> **What this task involves**
Transcribe the listing word for word.

Data records
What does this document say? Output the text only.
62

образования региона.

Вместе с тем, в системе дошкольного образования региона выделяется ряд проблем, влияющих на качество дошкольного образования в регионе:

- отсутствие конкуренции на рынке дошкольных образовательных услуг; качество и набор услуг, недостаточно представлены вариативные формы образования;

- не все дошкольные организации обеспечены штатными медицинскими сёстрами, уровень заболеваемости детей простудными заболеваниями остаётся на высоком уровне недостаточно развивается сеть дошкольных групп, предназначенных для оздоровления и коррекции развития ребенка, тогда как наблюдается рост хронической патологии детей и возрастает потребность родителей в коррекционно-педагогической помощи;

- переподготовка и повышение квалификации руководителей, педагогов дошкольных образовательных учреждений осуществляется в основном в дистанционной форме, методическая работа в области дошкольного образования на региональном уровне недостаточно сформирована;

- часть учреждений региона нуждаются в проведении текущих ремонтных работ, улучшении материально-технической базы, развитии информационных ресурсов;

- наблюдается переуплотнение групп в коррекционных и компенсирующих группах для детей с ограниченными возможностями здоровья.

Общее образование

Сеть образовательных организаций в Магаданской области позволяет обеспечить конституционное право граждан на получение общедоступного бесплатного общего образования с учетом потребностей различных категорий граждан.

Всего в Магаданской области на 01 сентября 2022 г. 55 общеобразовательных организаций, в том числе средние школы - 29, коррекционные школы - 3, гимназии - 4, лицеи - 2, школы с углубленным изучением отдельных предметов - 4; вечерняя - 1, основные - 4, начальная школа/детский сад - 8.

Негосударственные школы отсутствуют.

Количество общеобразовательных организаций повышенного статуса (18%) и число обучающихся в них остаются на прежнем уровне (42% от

> **Answer for the task**
What does this document say? Output the text only.
62

образования региона.

Вместе с тем, в системе дошкольного образования региона выделяется ряд проблем, влияющих на качество дошкольного образования в регионе:

- отсутствие конкуренции на рынке дошкольных образовательных услуг; качество и набор услуг, недостаточно представлены вариативные формы образования;

- не все дошкольные организации обеспечены штатными медицинскими сёстрами, уровень заболеваемости детей простудными заболеваниями остаётся на высоком уровне недостаточно развивается сеть дошкольных групп, предназначенных для оздоровления и коррекции развития ребенка, тогда как наблюдается рост хронической патологии детей и возрастает потребность родителей в коррекционно-педагогической помощи;

- переподготовка и повышение квалификации руководителей, педагогов дошкольных образовательных учреждений осуществляется в основном в дистанционной форме, методическая работа в области дошкольного образования на региональном уровне недостаточно сформирована;

- часть учреждений региона нуждаются в проведении текущих ремонтных работ, улучшении материально-технической базы, развитии информационных ресурсов;

- наблюдается переуплотнение групп в коррекционных и компенсирующих группах для детей с ограниченными возможностями здоровья.

Общее образование

Сеть образовательных организаций в Магаданской области позволяет обеспечить конституционное право граждан на получение общедоступного бесплатного общего образования с учетом потребностей различных категорий граждан.

Всего в Магаданской области на 01 сентября 2022 г. 55 общеобразовательных организаций, в том числе средние школы - 29, коррекционные школы - 3, гимназии - 4, лицеи - 2, школы с углубленным изучением отдельных предметов - 4; вечерняя - 1, основные - 4, начальная школа/детский сад - 8.

Негосударственные школы отсутствуют.

Количество общеобразовательных организаций повышенного статуса (18%) и число обучающихся в них остаются на прежнем уровне (42% от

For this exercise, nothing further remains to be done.